| TASK DESCRIPTION |
Identify all lines below that hold "Domestic" and collect them.
--
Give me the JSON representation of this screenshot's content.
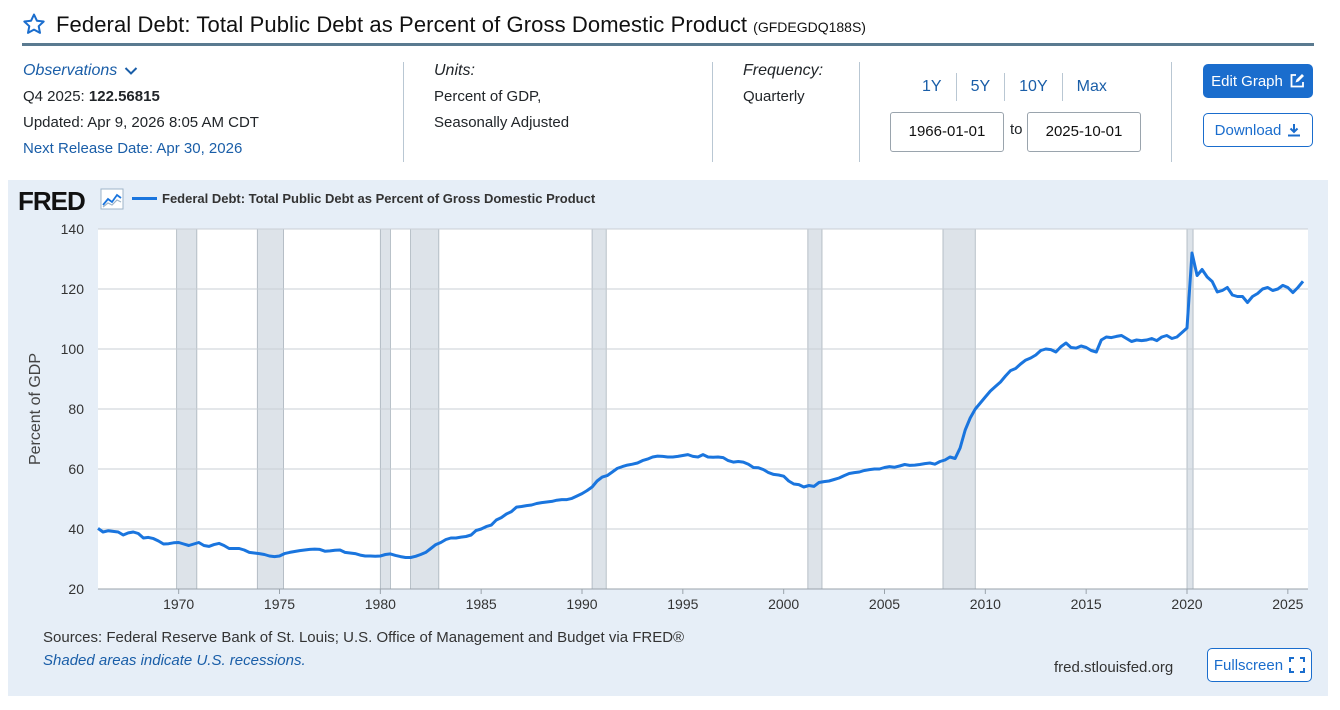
{
  "header": {
    "title": "Federal Debt: Total Public Debt as Percent of Gross Domestic Product",
    "series_id": "(GFDEGDQ188S)"
  },
  "meta": {
    "observations_label": "Observations",
    "obs_period": "Q4 2025:",
    "obs_value": "122.56815",
    "updated": "Updated: Apr 9, 2026 8:05 AM CDT",
    "next_release": "Next Release Date: Apr 30, 2026",
    "units_label": "Units:",
    "units_line1": "Percent of GDP,",
    "units_line2": "Seasonally Adjusted",
    "frequency_label": "Frequency:",
    "frequency_value": "Quarterly"
  },
  "range": {
    "buttons": [
      "1Y",
      "5Y",
      "10Y",
      "Max"
    ],
    "start_date": "1966-01-01",
    "to_label": "to",
    "end_date": "2025-10-01"
  },
  "actions": {
    "edit_graph": "Edit Graph",
    "download": "Download",
    "fullscreen": "Fullscreen"
  },
  "panel": {
    "logo_text": "FRED",
    "sources": "Sources: Federal Reserve Bank of St. Louis; U.S. Office of Management and Budget via FRED®",
    "shaded_note": "Shaded areas indicate U.S. recessions.",
    "site_url": "fred.stlouisfed.org"
  },
  "colors": {
    "line": "#1a75de",
    "recession": "#dde3e9",
    "panel_bg": "#e6eef7",
    "accent": "#1a6dcd"
  },
  "chart_data": {
    "type": "line",
    "title": "",
    "ylabel": "Percent of GDP",
    "xlabel": "",
    "legend": "Federal Debt: Total Public Debt as Percent of Gross Domestic Product",
    "xlim": [
      1966.0,
      2026.0
    ],
    "ylim": [
      20,
      140
    ],
    "y_ticks": [
      20,
      40,
      60,
      80,
      100,
      120,
      140
    ],
    "x_ticks": [
      1970,
      1975,
      1980,
      1985,
      1990,
      1995,
      2000,
      2005,
      2010,
      2015,
      2020,
      2025
    ],
    "grid": true,
    "recessions": [
      [
        1969.9,
        1970.9
      ],
      [
        1973.9,
        1975.2
      ],
      [
        1980.0,
        1980.5
      ],
      [
        1981.5,
        1982.9
      ],
      [
        1990.5,
        1991.2
      ],
      [
        2001.2,
        2001.9
      ],
      [
        2007.9,
        2009.5
      ],
      [
        2020.0,
        2020.3
      ]
    ],
    "series": [
      {
        "name": "Federal Debt: Total Public Debt as Percent of Gross Domestic Product",
        "points": [
          [
            1966.0,
            40.2
          ],
          [
            1966.25,
            39.0
          ],
          [
            1966.5,
            39.4
          ],
          [
            1966.75,
            39.2
          ],
          [
            1967.0,
            39.0
          ],
          [
            1967.25,
            38.0
          ],
          [
            1967.5,
            38.7
          ],
          [
            1967.75,
            39.0
          ],
          [
            1968.0,
            38.5
          ],
          [
            1968.25,
            37.0
          ],
          [
            1968.5,
            37.2
          ],
          [
            1968.75,
            36.8
          ],
          [
            1969.0,
            36.0
          ],
          [
            1969.25,
            35.0
          ],
          [
            1969.5,
            35.1
          ],
          [
            1969.75,
            35.4
          ],
          [
            1970.0,
            35.5
          ],
          [
            1970.25,
            35.0
          ],
          [
            1970.5,
            34.5
          ],
          [
            1970.75,
            35.0
          ],
          [
            1971.0,
            35.5
          ],
          [
            1971.25,
            34.5
          ],
          [
            1971.5,
            34.2
          ],
          [
            1971.75,
            34.8
          ],
          [
            1972.0,
            35.2
          ],
          [
            1972.25,
            34.5
          ],
          [
            1972.5,
            33.5
          ],
          [
            1972.75,
            33.5
          ],
          [
            1973.0,
            33.5
          ],
          [
            1973.25,
            33.0
          ],
          [
            1973.5,
            32.2
          ],
          [
            1973.75,
            32.0
          ],
          [
            1974.0,
            31.8
          ],
          [
            1974.25,
            31.5
          ],
          [
            1974.5,
            31.0
          ],
          [
            1974.75,
            30.8
          ],
          [
            1975.0,
            31.0
          ],
          [
            1975.25,
            31.8
          ],
          [
            1975.5,
            32.2
          ],
          [
            1975.75,
            32.5
          ],
          [
            1976.0,
            32.8
          ],
          [
            1976.25,
            33.0
          ],
          [
            1976.5,
            33.2
          ],
          [
            1976.75,
            33.3
          ],
          [
            1977.0,
            33.2
          ],
          [
            1977.25,
            32.6
          ],
          [
            1977.5,
            32.7
          ],
          [
            1977.75,
            32.9
          ],
          [
            1978.0,
            33.0
          ],
          [
            1978.25,
            32.2
          ],
          [
            1978.5,
            32.0
          ],
          [
            1978.75,
            31.8
          ],
          [
            1979.0,
            31.3
          ],
          [
            1979.25,
            31.0
          ],
          [
            1979.5,
            31.0
          ],
          [
            1979.75,
            30.9
          ],
          [
            1980.0,
            31.0
          ],
          [
            1980.25,
            31.5
          ],
          [
            1980.5,
            31.7
          ],
          [
            1980.75,
            31.2
          ],
          [
            1981.0,
            30.8
          ],
          [
            1981.25,
            30.5
          ],
          [
            1981.5,
            30.5
          ],
          [
            1981.75,
            30.9
          ],
          [
            1982.0,
            31.5
          ],
          [
            1982.25,
            32.2
          ],
          [
            1982.5,
            33.5
          ],
          [
            1982.75,
            34.8
          ],
          [
            1983.0,
            35.5
          ],
          [
            1983.25,
            36.5
          ],
          [
            1983.5,
            37.0
          ],
          [
            1983.75,
            37.0
          ],
          [
            1984.0,
            37.3
          ],
          [
            1984.25,
            37.5
          ],
          [
            1984.5,
            38.0
          ],
          [
            1984.75,
            39.5
          ],
          [
            1985.0,
            40.0
          ],
          [
            1985.25,
            40.8
          ],
          [
            1985.5,
            41.3
          ],
          [
            1985.75,
            43.0
          ],
          [
            1986.0,
            43.8
          ],
          [
            1986.25,
            45.0
          ],
          [
            1986.5,
            45.8
          ],
          [
            1986.75,
            47.3
          ],
          [
            1987.0,
            47.5
          ],
          [
            1987.25,
            47.8
          ],
          [
            1987.5,
            48.0
          ],
          [
            1987.75,
            48.5
          ],
          [
            1988.0,
            48.8
          ],
          [
            1988.25,
            49.0
          ],
          [
            1988.5,
            49.2
          ],
          [
            1988.75,
            49.6
          ],
          [
            1989.0,
            49.8
          ],
          [
            1989.25,
            49.8
          ],
          [
            1989.5,
            50.2
          ],
          [
            1989.75,
            51.0
          ],
          [
            1990.0,
            51.8
          ],
          [
            1990.25,
            52.8
          ],
          [
            1990.5,
            54.0
          ],
          [
            1990.75,
            56.0
          ],
          [
            1991.0,
            57.3
          ],
          [
            1991.25,
            57.8
          ],
          [
            1991.5,
            59.0
          ],
          [
            1991.75,
            60.2
          ],
          [
            1992.0,
            60.8
          ],
          [
            1992.25,
            61.3
          ],
          [
            1992.5,
            61.6
          ],
          [
            1992.75,
            62.0
          ],
          [
            1993.0,
            62.8
          ],
          [
            1993.25,
            63.3
          ],
          [
            1993.5,
            64.0
          ],
          [
            1993.75,
            64.3
          ],
          [
            1994.0,
            64.2
          ],
          [
            1994.25,
            64.0
          ],
          [
            1994.5,
            64.0
          ],
          [
            1994.75,
            64.2
          ],
          [
            1995.0,
            64.5
          ],
          [
            1995.25,
            64.8
          ],
          [
            1995.5,
            64.2
          ],
          [
            1995.75,
            64.0
          ],
          [
            1996.0,
            64.8
          ],
          [
            1996.25,
            64.0
          ],
          [
            1996.5,
            63.9
          ],
          [
            1996.75,
            64.0
          ],
          [
            1997.0,
            63.8
          ],
          [
            1997.25,
            62.8
          ],
          [
            1997.5,
            62.3
          ],
          [
            1997.75,
            62.5
          ],
          [
            1998.0,
            62.3
          ],
          [
            1998.25,
            61.6
          ],
          [
            1998.5,
            60.5
          ],
          [
            1998.75,
            60.4
          ],
          [
            1999.0,
            59.8
          ],
          [
            1999.25,
            58.8
          ],
          [
            1999.5,
            58.2
          ],
          [
            1999.75,
            58.0
          ],
          [
            2000.0,
            57.6
          ],
          [
            2000.25,
            56.0
          ],
          [
            2000.5,
            55.0
          ],
          [
            2000.75,
            54.8
          ],
          [
            2001.0,
            54.0
          ],
          [
            2001.25,
            54.5
          ],
          [
            2001.5,
            54.2
          ],
          [
            2001.75,
            55.5
          ],
          [
            2002.0,
            55.8
          ],
          [
            2002.25,
            56.0
          ],
          [
            2002.5,
            56.5
          ],
          [
            2002.75,
            57.0
          ],
          [
            2003.0,
            57.8
          ],
          [
            2003.25,
            58.5
          ],
          [
            2003.5,
            58.8
          ],
          [
            2003.75,
            59.0
          ],
          [
            2004.0,
            59.5
          ],
          [
            2004.25,
            59.8
          ],
          [
            2004.5,
            60.0
          ],
          [
            2004.75,
            60.0
          ],
          [
            2005.0,
            60.5
          ],
          [
            2005.25,
            60.8
          ],
          [
            2005.5,
            60.6
          ],
          [
            2005.75,
            61.0
          ],
          [
            2006.0,
            61.5
          ],
          [
            2006.25,
            61.2
          ],
          [
            2006.5,
            61.3
          ],
          [
            2006.75,
            61.5
          ],
          [
            2007.0,
            61.8
          ],
          [
            2007.25,
            62.0
          ],
          [
            2007.5,
            61.6
          ],
          [
            2007.75,
            62.5
          ],
          [
            2008.0,
            63.0
          ],
          [
            2008.25,
            64.0
          ],
          [
            2008.5,
            63.5
          ],
          [
            2008.75,
            67.0
          ],
          [
            2009.0,
            73.0
          ],
          [
            2009.25,
            77.0
          ],
          [
            2009.5,
            80.0
          ],
          [
            2009.75,
            82.0
          ],
          [
            2010.0,
            84.0
          ],
          [
            2010.25,
            86.0
          ],
          [
            2010.5,
            87.5
          ],
          [
            2010.75,
            89.0
          ],
          [
            2011.0,
            91.0
          ],
          [
            2011.25,
            92.8
          ],
          [
            2011.5,
            93.5
          ],
          [
            2011.75,
            95.0
          ],
          [
            2012.0,
            96.3
          ],
          [
            2012.25,
            97.0
          ],
          [
            2012.5,
            98.0
          ],
          [
            2012.75,
            99.5
          ],
          [
            2013.0,
            100.0
          ],
          [
            2013.25,
            99.8
          ],
          [
            2013.5,
            99.0
          ],
          [
            2013.75,
            100.8
          ],
          [
            2014.0,
            102.0
          ],
          [
            2014.25,
            100.5
          ],
          [
            2014.5,
            100.3
          ],
          [
            2014.75,
            101.0
          ],
          [
            2015.0,
            100.5
          ],
          [
            2015.25,
            99.5
          ],
          [
            2015.5,
            99.0
          ],
          [
            2015.75,
            103.0
          ],
          [
            2016.0,
            104.0
          ],
          [
            2016.25,
            103.8
          ],
          [
            2016.5,
            104.2
          ],
          [
            2016.75,
            104.5
          ],
          [
            2017.0,
            103.5
          ],
          [
            2017.25,
            102.5
          ],
          [
            2017.5,
            103.0
          ],
          [
            2017.75,
            102.8
          ],
          [
            2018.0,
            103.0
          ],
          [
            2018.25,
            103.5
          ],
          [
            2018.5,
            102.8
          ],
          [
            2018.75,
            104.0
          ],
          [
            2019.0,
            104.5
          ],
          [
            2019.25,
            103.5
          ],
          [
            2019.5,
            104.0
          ],
          [
            2019.75,
            105.5
          ],
          [
            2020.0,
            107.0
          ],
          [
            2020.25,
            132.0
          ],
          [
            2020.5,
            124.5
          ],
          [
            2020.75,
            126.5
          ],
          [
            2021.0,
            124.0
          ],
          [
            2021.25,
            122.5
          ],
          [
            2021.5,
            119.0
          ],
          [
            2021.75,
            119.5
          ],
          [
            2022.0,
            120.5
          ],
          [
            2022.25,
            118.0
          ],
          [
            2022.5,
            117.5
          ],
          [
            2022.75,
            117.5
          ],
          [
            2023.0,
            115.5
          ],
          [
            2023.25,
            117.5
          ],
          [
            2023.5,
            118.5
          ],
          [
            2023.75,
            120.0
          ],
          [
            2024.0,
            120.5
          ],
          [
            2024.25,
            119.5
          ],
          [
            2024.5,
            120.0
          ],
          [
            2024.75,
            121.2
          ],
          [
            2025.0,
            120.5
          ],
          [
            2025.25,
            118.8
          ],
          [
            2025.5,
            120.5
          ],
          [
            2025.75,
            122.56815
          ]
        ]
      }
    ]
  }
}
--
| FINAL RESULT |
    "title": "Federal Debt: Total Public Debt as Percent of Gross Domestic Product",
    "legend": "Federal Debt: Total Public Debt as Percent of Gross Domestic Product",
        "name": "Federal Debt: Total Public Debt as Percent of Gross Domestic Product",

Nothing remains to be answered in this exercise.